#### Brief
Determine how many lines include the word "Lone", then give that number and nothing more.

#### Records excerpted from a collection
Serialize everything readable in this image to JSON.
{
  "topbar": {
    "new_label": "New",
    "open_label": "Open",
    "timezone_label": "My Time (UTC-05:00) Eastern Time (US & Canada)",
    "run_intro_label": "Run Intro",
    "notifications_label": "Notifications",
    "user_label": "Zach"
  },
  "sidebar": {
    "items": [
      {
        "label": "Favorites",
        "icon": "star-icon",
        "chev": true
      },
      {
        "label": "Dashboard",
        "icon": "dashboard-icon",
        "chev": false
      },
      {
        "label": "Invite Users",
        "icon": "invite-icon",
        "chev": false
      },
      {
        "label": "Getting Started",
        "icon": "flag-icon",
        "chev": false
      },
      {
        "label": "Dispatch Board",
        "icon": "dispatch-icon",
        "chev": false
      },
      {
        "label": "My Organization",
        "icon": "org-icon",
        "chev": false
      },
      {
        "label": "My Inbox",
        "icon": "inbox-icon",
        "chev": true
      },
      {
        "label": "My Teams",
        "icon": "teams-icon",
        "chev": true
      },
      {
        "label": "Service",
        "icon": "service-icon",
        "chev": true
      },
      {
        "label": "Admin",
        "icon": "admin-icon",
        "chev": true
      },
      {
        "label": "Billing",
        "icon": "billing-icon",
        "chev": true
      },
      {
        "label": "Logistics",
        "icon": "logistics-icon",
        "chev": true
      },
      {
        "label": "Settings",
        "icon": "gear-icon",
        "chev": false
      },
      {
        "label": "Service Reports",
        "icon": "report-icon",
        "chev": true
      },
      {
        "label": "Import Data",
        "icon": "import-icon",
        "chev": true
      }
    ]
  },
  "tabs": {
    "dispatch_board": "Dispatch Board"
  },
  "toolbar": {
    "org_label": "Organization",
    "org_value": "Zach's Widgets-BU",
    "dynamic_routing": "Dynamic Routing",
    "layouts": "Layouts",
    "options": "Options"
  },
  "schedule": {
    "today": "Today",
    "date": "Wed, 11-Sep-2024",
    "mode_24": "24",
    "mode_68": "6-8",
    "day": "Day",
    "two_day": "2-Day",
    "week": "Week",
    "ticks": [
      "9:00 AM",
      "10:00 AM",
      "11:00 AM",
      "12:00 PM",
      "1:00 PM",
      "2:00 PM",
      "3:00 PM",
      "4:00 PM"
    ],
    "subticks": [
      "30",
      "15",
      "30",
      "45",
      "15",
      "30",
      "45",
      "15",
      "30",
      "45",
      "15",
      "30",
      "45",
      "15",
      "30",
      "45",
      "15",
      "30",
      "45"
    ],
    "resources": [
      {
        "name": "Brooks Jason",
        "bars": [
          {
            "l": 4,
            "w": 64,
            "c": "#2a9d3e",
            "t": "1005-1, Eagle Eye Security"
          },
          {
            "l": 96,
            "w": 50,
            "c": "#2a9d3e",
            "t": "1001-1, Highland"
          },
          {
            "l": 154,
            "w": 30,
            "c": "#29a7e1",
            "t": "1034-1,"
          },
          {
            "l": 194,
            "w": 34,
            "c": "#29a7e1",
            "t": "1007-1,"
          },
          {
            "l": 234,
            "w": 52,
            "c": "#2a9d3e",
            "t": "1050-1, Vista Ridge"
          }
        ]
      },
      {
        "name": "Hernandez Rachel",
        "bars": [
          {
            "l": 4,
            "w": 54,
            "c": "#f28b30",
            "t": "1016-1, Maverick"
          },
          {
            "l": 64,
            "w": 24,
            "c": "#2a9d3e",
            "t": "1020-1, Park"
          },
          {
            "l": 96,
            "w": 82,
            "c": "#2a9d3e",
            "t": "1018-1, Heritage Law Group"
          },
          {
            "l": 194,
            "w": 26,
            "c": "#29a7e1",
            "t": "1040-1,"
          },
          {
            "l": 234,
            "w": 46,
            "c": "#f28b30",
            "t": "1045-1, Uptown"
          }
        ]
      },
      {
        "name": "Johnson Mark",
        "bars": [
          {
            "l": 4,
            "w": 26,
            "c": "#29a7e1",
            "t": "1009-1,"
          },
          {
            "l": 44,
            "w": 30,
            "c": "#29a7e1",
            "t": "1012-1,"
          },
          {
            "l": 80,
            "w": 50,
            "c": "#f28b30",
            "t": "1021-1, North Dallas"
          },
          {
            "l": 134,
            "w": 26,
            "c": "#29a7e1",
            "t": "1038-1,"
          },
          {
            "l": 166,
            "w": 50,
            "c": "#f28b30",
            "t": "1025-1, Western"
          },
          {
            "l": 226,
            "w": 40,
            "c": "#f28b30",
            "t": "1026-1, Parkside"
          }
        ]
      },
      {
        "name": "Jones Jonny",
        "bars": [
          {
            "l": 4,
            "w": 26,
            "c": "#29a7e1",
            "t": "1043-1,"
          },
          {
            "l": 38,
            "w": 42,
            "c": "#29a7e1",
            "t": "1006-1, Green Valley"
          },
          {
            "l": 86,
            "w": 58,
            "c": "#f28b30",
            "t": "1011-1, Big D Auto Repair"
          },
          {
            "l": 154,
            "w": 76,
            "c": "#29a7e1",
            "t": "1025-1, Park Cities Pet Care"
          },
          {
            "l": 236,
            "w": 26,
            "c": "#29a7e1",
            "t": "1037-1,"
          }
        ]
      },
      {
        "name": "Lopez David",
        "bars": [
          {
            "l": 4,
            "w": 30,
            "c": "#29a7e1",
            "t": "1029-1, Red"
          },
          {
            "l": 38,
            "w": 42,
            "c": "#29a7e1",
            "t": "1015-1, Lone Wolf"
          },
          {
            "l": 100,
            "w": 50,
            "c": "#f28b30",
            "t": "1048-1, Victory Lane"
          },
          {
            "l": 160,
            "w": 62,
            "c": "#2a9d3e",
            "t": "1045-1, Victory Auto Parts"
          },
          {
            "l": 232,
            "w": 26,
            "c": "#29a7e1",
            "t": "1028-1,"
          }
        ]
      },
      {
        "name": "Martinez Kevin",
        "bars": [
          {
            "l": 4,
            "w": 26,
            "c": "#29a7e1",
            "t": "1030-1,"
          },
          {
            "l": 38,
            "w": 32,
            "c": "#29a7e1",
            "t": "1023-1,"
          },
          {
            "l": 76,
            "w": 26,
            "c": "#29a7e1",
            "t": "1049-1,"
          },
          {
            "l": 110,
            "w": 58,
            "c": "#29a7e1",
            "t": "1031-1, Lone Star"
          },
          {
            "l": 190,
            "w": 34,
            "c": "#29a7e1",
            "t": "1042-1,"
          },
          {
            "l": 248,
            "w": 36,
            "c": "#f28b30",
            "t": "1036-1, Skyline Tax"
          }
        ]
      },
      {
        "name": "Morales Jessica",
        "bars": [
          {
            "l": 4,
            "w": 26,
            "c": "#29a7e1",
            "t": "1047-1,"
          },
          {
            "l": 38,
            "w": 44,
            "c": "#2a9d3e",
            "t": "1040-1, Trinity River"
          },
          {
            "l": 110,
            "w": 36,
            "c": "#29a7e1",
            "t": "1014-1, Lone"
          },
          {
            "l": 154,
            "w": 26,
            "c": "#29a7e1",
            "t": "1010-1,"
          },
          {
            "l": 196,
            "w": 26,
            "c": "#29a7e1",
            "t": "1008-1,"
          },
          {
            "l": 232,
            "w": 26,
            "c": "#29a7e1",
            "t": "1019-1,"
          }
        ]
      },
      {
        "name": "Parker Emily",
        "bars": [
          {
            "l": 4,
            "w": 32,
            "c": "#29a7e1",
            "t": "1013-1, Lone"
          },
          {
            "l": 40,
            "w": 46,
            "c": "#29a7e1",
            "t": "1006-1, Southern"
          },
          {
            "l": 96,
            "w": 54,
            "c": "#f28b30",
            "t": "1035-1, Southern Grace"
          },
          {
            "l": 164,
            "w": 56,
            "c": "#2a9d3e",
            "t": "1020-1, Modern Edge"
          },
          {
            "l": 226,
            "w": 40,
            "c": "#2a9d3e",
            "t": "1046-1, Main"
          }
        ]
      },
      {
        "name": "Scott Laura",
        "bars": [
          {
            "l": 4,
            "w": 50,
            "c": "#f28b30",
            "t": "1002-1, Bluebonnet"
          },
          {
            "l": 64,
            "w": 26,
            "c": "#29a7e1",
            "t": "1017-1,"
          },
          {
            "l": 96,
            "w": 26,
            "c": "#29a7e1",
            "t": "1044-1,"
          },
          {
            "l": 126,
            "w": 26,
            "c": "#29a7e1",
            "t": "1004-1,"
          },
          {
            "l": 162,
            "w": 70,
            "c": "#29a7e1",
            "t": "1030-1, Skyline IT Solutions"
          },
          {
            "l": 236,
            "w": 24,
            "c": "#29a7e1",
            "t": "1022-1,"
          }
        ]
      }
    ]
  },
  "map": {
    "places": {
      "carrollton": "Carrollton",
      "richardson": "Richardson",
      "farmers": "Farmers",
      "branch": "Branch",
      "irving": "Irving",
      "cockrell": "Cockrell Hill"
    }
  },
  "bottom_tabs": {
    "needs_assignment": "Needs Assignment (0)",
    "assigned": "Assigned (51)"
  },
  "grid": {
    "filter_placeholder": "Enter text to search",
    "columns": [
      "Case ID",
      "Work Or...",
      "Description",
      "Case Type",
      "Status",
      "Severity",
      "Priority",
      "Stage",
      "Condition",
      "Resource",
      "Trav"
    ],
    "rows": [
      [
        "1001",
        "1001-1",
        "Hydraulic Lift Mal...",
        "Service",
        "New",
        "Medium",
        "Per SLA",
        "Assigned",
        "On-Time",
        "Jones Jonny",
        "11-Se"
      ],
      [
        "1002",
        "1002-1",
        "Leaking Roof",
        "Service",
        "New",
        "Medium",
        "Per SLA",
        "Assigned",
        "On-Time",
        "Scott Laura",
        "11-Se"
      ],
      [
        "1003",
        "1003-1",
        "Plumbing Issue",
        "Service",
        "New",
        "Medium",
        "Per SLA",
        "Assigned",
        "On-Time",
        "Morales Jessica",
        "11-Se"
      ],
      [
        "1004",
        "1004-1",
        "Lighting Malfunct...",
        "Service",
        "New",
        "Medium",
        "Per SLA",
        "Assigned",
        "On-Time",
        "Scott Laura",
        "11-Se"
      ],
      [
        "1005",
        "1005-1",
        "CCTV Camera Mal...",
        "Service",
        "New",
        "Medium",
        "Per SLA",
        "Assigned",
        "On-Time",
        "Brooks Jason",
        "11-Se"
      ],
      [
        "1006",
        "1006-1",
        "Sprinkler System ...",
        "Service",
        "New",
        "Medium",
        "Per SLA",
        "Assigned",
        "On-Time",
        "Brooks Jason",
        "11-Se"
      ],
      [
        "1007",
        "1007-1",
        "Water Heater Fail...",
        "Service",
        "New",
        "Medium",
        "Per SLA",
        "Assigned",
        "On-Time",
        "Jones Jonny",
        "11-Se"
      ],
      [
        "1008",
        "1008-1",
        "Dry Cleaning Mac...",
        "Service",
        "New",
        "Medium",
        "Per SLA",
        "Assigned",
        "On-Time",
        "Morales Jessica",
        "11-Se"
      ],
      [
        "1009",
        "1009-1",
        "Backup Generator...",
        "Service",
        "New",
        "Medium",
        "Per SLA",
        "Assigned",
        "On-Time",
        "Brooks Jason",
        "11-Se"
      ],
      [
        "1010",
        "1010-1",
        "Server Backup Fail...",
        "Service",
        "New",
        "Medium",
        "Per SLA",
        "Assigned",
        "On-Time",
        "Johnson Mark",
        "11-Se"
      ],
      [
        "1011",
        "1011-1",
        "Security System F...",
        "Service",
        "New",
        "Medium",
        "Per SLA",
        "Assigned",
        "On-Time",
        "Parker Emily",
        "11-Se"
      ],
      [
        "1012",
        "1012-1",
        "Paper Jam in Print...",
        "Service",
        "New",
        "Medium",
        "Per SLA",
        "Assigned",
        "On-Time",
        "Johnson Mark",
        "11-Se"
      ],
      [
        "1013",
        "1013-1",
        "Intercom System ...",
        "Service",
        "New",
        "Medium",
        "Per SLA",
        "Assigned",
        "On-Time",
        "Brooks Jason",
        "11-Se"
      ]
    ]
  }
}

#### Result
4